Transcribe the records below exactly as they appear.

== Task inputs

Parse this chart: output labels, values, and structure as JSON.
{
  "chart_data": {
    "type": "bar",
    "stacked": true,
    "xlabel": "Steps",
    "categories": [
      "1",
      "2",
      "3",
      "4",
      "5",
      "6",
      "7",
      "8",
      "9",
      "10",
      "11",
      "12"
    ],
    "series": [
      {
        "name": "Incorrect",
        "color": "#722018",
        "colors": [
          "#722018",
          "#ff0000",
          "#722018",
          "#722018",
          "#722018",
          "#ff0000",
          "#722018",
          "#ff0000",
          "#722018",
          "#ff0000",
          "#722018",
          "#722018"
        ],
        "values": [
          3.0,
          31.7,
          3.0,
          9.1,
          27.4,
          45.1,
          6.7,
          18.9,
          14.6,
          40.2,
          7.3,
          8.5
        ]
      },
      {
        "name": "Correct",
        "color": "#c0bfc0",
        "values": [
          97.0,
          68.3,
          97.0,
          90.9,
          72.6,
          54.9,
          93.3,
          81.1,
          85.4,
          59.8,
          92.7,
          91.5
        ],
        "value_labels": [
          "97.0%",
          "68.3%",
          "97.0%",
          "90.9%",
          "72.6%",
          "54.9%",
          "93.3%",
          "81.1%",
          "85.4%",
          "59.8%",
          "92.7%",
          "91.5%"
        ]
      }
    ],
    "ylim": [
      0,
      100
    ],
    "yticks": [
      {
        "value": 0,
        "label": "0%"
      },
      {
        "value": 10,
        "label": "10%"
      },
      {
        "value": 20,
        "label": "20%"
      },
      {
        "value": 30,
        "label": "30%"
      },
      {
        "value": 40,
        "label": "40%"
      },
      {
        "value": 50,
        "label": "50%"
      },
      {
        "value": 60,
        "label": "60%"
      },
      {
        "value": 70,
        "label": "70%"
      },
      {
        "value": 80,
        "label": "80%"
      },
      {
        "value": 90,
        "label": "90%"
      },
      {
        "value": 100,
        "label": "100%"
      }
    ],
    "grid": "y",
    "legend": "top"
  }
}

====

— Expected answer —
Parse this chart: output labels, values, and structure as JSON.
{
  "chart_data": {
    "type": "bar",
    "stacked": true,
    "xlabel": "Steps",
    "categories": [
      "1",
      "2",
      "3",
      "4",
      "5",
      "6",
      "7",
      "8",
      "9",
      "10",
      "11",
      "12"
    ],
    "series": [
      {
        "name": "Incorrect",
        "color": "#722018",
        "colors": [
          "#722018",
          "#ff0000",
          "#722018",
          "#722018",
          "#722018",
          "#ff0000",
          "#722018",
          "#ff0000",
          "#722018",
          "#ff0000",
          "#722018",
          "#722018"
        ],
        "values": [
          3.0,
          31.7,
          3.0,
          9.1,
          27.4,
          45.1,
          6.7,
          18.9,
          14.6,
          40.2,
          7.3,
          8.5
        ]
      },
      {
        "name": "Correct",
        "color": "#c0bfc0",
        "values": [
          97.0,
          68.3,
          97.0,
          90.9,
          72.6,
          54.9,
          93.3,
          81.1,
          85.4,
          59.8,
          92.7,
          91.5
        ],
        "value_labels": [
          "97.0%",
          "68.3%",
          "97.0%",
          "90.9%",
          "72.6%",
          "54.9%",
          "93.3%",
          "81.1%",
          "85.4%",
          "59.8%",
          "92.7%",
          "91.5%"
        ]
      }
    ],
    "ylim": [
      0,
      100
    ],
    "yticks": [
      {
        "value": 0,
        "label": "0%"
      },
      {
        "value": 10,
        "label": "10%"
      },
      {
        "value": 20,
        "label": "20%"
      },
      {
        "value": 30,
        "label": "30%"
      },
      {
        "value": 40,
        "label": "40%"
      },
      {
        "value": 50,
        "label": "50%"
      },
      {
        "value": 60,
        "label": "60%"
      },
      {
        "value": 70,
        "label": "70%"
      },
      {
        "value": 80,
        "label": "80%"
      },
      {
        "value": 90,
        "label": "90%"
      },
      {
        "value": 100,
        "label": "100%"
      }
    ],
    "grid": "y",
    "legend": "top"
  }
}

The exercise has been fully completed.